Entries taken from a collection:
[Begin]

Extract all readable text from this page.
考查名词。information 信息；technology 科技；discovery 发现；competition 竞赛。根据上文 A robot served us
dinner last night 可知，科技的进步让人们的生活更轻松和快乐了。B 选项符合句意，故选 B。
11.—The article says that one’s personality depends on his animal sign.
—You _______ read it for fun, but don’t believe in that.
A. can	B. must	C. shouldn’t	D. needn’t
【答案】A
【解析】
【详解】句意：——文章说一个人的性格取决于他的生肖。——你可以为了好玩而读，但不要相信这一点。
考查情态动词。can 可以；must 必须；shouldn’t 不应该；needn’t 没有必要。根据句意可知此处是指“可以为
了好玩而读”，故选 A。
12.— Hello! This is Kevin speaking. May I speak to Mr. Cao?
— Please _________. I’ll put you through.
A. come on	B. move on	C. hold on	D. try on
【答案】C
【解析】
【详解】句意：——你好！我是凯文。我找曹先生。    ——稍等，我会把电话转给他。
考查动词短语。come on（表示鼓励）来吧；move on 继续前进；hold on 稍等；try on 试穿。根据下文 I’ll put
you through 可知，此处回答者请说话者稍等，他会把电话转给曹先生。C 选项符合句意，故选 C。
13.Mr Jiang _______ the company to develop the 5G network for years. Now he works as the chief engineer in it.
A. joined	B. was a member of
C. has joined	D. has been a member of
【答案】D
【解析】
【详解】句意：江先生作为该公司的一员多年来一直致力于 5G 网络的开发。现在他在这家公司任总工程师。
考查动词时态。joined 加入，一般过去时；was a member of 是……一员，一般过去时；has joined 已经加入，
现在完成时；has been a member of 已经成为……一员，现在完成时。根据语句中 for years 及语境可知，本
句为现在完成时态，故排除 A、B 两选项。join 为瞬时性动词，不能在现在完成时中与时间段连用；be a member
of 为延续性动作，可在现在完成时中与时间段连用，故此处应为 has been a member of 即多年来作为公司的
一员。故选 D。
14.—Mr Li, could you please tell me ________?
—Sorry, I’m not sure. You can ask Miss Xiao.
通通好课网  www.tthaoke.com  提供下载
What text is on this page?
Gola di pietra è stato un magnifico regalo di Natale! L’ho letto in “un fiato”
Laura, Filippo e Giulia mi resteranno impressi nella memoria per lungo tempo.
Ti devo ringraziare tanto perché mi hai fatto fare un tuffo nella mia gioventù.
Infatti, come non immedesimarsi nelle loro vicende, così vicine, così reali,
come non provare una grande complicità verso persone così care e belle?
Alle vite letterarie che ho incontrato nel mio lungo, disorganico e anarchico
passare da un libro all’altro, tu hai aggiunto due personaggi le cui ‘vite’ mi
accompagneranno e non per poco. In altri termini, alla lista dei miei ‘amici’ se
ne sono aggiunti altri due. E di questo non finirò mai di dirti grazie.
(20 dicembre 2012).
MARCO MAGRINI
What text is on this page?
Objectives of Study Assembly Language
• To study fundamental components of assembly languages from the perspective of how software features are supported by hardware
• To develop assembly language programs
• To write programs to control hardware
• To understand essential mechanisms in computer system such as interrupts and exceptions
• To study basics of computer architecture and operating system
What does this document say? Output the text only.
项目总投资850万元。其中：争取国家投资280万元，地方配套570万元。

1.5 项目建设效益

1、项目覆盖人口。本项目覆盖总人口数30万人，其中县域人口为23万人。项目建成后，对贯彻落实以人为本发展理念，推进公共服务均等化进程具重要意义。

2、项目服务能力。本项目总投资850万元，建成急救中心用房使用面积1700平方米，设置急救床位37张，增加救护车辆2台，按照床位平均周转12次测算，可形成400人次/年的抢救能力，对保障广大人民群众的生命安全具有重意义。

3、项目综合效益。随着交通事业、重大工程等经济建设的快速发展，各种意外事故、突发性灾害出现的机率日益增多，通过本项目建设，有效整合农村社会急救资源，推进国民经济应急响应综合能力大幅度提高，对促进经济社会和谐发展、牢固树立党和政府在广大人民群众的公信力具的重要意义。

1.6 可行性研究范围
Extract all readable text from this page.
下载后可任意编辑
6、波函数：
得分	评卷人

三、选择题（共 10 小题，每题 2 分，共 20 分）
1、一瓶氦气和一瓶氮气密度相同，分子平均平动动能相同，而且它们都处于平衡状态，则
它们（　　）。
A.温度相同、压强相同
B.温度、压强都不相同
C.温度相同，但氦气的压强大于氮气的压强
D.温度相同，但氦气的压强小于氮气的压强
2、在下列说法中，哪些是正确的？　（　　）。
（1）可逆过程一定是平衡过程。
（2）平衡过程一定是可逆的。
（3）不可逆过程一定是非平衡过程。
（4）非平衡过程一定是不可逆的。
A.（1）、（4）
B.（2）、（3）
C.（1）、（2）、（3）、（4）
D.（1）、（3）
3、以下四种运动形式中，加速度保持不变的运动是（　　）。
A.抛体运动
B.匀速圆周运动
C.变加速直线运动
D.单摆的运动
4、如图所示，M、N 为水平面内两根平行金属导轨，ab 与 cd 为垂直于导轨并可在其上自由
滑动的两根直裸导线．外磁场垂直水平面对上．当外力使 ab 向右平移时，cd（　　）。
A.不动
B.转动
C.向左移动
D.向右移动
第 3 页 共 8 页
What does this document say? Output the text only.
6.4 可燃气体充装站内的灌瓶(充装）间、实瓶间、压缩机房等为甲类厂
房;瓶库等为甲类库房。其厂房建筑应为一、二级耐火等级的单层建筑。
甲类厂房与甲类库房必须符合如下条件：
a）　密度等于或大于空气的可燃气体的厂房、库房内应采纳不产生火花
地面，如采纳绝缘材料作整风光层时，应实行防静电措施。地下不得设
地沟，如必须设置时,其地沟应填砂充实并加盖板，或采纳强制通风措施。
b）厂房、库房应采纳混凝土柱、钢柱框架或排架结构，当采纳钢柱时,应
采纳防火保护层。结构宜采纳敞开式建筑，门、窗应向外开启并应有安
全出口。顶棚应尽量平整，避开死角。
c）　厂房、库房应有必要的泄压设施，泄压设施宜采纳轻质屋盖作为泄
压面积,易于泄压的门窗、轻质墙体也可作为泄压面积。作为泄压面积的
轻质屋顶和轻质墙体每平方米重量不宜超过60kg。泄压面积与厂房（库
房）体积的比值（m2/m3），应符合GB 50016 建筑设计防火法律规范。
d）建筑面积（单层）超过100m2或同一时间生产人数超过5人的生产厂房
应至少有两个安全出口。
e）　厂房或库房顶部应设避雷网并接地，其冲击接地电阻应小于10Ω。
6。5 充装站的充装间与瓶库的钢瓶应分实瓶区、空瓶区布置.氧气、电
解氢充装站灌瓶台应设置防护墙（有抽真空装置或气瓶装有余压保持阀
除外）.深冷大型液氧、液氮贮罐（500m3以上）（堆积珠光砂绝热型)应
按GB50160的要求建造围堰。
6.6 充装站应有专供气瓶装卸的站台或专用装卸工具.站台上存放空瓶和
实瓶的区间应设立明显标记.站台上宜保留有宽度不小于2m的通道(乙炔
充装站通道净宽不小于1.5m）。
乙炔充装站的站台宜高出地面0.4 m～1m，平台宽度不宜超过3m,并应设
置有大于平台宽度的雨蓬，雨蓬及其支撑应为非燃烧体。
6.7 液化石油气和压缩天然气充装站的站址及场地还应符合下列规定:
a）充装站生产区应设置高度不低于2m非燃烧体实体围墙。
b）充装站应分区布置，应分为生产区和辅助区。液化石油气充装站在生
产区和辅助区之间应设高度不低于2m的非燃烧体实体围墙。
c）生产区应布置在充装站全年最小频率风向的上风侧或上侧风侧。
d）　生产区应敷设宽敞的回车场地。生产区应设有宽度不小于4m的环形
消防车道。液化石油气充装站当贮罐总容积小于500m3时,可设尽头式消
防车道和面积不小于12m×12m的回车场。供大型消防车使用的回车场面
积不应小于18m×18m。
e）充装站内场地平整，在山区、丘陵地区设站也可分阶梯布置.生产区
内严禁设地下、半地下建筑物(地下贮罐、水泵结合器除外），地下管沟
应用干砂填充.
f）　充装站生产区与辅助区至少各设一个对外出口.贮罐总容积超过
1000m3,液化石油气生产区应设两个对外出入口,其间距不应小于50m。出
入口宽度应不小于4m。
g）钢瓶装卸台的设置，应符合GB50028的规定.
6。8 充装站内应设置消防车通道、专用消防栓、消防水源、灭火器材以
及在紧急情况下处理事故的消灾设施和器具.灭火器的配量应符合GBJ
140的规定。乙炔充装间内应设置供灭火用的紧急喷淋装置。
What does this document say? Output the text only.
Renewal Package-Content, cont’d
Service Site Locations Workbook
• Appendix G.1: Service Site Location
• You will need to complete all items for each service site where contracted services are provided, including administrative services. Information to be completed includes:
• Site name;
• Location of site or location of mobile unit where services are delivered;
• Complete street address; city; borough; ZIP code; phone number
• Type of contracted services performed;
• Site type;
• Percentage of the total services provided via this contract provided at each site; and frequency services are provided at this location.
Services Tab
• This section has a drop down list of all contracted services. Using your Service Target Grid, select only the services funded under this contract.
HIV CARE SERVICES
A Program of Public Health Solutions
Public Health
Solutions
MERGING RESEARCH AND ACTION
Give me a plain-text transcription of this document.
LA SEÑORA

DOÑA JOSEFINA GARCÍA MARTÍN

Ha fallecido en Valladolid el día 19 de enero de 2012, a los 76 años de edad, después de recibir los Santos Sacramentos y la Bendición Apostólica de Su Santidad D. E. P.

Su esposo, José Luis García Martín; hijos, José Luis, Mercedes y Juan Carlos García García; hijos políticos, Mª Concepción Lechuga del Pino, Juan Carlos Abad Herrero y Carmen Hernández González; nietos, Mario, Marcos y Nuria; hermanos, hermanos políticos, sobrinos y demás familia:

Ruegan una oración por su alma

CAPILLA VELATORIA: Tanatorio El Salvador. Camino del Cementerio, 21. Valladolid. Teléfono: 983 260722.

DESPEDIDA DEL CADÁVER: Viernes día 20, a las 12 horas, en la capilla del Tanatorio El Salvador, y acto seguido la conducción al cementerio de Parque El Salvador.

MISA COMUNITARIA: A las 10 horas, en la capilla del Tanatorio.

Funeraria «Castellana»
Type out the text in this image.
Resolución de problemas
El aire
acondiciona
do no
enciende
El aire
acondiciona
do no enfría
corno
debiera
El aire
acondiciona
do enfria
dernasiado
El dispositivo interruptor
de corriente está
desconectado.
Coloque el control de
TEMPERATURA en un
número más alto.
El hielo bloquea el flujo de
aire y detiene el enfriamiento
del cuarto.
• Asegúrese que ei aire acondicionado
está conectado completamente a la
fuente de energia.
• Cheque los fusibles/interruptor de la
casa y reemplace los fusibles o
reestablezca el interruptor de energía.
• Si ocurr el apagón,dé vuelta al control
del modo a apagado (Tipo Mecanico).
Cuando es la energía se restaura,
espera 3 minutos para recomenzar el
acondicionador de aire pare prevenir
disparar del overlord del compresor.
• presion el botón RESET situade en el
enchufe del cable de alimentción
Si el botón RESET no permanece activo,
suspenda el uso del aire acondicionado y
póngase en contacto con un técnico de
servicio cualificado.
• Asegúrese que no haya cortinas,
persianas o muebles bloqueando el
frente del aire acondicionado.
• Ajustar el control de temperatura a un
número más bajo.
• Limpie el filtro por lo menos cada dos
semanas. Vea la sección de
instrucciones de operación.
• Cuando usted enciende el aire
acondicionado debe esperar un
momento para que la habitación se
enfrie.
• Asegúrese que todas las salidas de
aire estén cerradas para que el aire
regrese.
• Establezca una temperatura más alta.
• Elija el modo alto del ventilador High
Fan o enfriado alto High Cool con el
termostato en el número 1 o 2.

[End]

Filter the records down to the lines that contain the string "computer", and copy those lines.

• To understand essential mechanisms in computer system such as interrupts and exceptions
• To study basics of computer architecture and operating system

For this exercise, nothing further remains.